## SET TASK
Check each line of the records below for the word "registerbaserade" and copy those where it appears.

(Figure data in JSON)
§

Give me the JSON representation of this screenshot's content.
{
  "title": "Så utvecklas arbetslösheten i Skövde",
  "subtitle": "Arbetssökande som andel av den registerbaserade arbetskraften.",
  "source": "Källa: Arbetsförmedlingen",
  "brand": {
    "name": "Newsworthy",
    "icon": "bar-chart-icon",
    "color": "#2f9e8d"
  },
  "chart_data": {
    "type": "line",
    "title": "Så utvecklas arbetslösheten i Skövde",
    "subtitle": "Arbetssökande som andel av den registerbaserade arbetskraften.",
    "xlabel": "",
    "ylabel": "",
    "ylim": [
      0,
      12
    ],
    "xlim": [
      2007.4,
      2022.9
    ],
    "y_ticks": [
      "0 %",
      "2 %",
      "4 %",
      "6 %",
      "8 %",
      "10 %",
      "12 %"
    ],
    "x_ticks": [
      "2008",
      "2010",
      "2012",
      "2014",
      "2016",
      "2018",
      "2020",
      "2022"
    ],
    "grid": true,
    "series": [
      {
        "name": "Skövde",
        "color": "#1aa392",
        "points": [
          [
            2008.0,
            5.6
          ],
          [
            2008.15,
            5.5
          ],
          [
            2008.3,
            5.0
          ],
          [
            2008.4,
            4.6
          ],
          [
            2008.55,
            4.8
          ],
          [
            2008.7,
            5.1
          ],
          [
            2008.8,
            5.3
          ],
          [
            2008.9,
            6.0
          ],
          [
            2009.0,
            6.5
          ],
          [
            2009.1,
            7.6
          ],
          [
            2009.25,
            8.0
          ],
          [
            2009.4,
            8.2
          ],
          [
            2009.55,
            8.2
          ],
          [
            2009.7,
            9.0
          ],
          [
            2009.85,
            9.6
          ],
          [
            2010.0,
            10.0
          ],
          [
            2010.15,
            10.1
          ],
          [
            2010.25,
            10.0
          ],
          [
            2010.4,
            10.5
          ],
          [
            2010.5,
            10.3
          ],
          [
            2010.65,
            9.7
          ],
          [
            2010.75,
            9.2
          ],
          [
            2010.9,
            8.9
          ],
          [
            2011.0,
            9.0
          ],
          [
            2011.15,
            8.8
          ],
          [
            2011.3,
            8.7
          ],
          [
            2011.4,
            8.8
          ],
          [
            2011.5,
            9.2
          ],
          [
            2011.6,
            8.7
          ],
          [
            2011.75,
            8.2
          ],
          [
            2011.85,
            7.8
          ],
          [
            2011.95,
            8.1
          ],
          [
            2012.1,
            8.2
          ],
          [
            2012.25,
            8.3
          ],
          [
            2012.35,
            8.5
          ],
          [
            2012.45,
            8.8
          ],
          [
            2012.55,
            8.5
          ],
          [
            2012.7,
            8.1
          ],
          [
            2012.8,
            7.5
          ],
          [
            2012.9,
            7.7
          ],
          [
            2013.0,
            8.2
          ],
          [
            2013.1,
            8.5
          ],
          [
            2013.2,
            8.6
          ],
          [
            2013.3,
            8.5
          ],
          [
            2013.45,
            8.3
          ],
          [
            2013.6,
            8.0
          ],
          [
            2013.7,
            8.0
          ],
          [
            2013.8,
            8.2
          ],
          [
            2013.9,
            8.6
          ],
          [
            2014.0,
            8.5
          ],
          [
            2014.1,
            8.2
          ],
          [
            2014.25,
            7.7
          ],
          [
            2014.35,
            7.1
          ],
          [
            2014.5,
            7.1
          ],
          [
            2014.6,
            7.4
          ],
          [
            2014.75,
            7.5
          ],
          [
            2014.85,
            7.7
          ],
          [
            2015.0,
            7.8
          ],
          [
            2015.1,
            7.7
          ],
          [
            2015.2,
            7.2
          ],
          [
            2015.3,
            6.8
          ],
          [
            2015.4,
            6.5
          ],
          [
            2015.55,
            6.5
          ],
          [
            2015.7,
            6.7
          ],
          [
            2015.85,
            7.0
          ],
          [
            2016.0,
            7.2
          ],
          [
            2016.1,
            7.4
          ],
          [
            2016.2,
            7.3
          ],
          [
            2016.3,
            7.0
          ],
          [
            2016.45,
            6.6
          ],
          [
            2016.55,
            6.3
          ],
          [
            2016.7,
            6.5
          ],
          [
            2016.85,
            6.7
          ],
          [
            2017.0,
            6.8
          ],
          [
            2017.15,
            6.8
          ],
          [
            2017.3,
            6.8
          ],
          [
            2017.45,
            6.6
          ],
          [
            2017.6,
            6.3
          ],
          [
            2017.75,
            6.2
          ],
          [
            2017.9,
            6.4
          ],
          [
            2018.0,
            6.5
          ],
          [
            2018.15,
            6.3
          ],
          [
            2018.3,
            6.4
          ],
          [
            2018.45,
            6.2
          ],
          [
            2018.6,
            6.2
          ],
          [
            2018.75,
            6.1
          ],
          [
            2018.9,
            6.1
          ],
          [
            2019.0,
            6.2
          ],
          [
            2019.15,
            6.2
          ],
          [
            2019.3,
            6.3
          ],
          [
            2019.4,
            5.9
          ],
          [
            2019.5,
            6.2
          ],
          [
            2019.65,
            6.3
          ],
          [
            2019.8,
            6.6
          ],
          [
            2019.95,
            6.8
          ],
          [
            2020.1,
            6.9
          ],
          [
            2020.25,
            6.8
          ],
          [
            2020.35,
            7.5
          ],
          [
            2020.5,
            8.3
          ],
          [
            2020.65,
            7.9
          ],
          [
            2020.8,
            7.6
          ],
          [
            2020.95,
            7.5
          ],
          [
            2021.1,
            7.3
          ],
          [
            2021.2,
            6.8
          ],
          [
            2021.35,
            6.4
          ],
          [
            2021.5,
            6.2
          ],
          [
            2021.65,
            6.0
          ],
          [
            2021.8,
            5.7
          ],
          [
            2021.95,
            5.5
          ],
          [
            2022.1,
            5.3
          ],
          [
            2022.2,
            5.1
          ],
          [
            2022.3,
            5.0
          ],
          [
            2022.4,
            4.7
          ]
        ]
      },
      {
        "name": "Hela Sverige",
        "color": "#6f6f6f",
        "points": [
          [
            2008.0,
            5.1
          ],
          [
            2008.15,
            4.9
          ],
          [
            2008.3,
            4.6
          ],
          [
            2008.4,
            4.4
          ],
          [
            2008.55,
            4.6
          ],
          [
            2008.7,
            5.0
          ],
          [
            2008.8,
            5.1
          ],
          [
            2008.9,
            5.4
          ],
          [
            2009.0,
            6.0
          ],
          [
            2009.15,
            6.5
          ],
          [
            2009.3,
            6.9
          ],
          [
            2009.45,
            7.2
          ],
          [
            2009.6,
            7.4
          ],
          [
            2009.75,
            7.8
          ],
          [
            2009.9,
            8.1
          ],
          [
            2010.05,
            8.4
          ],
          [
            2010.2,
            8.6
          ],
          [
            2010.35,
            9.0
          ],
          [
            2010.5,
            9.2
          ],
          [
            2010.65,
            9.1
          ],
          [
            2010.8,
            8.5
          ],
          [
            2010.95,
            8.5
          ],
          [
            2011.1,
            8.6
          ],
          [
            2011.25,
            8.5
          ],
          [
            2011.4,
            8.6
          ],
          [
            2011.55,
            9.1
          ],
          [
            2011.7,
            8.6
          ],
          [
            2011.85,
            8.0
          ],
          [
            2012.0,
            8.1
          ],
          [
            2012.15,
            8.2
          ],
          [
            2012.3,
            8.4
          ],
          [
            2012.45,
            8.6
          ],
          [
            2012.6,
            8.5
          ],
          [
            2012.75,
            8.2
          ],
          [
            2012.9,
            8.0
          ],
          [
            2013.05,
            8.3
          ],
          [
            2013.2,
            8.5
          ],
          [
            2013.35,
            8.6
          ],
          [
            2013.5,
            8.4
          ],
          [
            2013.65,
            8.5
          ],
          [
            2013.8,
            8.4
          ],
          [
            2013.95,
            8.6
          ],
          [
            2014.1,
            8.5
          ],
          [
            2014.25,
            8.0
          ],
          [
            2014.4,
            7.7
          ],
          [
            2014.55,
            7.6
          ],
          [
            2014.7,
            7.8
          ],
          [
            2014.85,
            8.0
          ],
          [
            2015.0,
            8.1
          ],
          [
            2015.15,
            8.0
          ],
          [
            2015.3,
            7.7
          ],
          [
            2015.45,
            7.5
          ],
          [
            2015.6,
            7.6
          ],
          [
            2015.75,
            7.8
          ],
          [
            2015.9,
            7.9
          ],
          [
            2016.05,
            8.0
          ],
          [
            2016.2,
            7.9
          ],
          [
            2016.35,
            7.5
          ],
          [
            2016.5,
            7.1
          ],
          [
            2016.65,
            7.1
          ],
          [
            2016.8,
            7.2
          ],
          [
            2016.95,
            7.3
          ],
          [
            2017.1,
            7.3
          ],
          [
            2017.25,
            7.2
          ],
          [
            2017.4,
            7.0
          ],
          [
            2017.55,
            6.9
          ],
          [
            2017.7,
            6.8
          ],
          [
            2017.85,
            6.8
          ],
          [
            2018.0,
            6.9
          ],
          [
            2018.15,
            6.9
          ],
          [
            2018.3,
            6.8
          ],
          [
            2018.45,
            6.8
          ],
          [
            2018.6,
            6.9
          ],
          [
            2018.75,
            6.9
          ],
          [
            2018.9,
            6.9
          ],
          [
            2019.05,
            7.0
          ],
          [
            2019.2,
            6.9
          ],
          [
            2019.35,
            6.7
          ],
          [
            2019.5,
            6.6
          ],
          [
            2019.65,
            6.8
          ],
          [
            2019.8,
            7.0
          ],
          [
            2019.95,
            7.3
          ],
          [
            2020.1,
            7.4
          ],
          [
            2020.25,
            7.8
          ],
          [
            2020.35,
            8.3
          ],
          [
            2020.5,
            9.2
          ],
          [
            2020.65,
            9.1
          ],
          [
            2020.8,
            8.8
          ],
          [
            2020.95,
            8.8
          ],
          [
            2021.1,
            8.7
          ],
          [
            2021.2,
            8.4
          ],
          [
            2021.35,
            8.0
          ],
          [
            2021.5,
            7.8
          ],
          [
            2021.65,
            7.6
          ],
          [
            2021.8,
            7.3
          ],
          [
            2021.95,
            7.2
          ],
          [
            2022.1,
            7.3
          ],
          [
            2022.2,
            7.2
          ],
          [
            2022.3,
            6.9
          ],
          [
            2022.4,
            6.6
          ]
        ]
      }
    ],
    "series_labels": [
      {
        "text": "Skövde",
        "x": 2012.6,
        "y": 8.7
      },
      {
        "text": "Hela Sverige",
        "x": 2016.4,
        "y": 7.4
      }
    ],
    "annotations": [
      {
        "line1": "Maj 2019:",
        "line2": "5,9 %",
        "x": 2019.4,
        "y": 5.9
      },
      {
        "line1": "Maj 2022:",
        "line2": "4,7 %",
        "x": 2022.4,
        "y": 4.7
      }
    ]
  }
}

§

## RESPONSE BELOW
  "subtitle": "Arbetssökande som andel av den registerbaserade arbetskraften.",
    "subtitle": "Arbetssökande som andel av den registerbaserade arbetskraften.",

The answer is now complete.